RECORDS FOR THE EXERCISE start

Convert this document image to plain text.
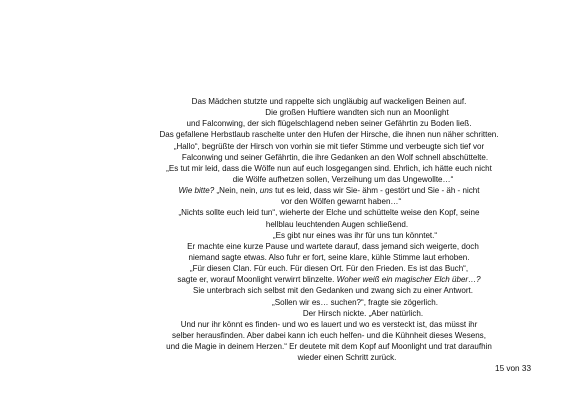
Das Mädchen stutzte und rappelte sich ungläubig auf wackeligen Beinen auf.
Die großen Huftiere wandten sich nun an Moonlight
und Falconwing, der sich flügelschlagend neben seiner Gefährtin zu Boden ließ.
Das gefallene Herbstlaub raschelte unter den Hufen der Hirsche, die ihnen nun näher schritten.
„Hallo“, begrüßte der Hirsch von vorhin sie mit tiefer Stimme und verbeugte sich tief vor
Falconwing und seiner Gefährtin, die ihre Gedanken an den Wolf schnell abschüttelte.
„Es tut mir leid, dass die Wölfe nun auf euch losgegangen sind. Ehrlich, ich hätte euch nicht
die Wölfe aufhetzen sollen, Verzeihung um das Ungewollte…“
Wie bitte? „Nein, nein, uns tut es leid, dass wir Sie- ähm - gestört und Sie - äh - nicht
vor den Wölfen gewarnt haben…“
„Nichts sollte euch leid tun“, wieherte der Elche und schüttelte weise den Kopf, seine
hellblau leuchtenden Augen schließend.
„Es gibt nur eines was ihr für uns tun könntet.“
Er machte eine kurze Pause und wartete darauf, dass jemand sich weigerte, doch
niemand sagte etwas. Also fuhr er fort, seine klare, kühle Stimme laut erhoben.
„Für diesen Clan. Für euch. Für diesen Ort. Für den Frieden. Es ist das Buch“,
sagte er, worauf Moonlight verwirrt blinzelte. Woher weiß ein magischer Elch über…?
Sie unterbrach sich selbst mit den Gedanken und zwang sich zu einer Antwort.
„Sollen wir es… suchen?“, fragte sie zögerlich.
Der Hirsch nickte. „Aber natürlich.
Und nur ihr könnt es finden- und wo es lauert und wo es versteckt ist, das müsst ihr
selber herausfinden. Aber dabei kann ich euch helfen- und die Kühnheit dieses Wesens,
und die Magie in deinem Herzen.“ Er deutete mit dem Kopf auf Moonlight und trat daraufhin
wieder einen Schritt zurück.
15 von 33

RECORDS FOR THE EXERCISE end

▶ **PROMPT**: Go through the listing above and work out how many lines contain the string "leid". Reply with the number alone.

▶ **SOLUTION TO THIS EXERCISE**: 3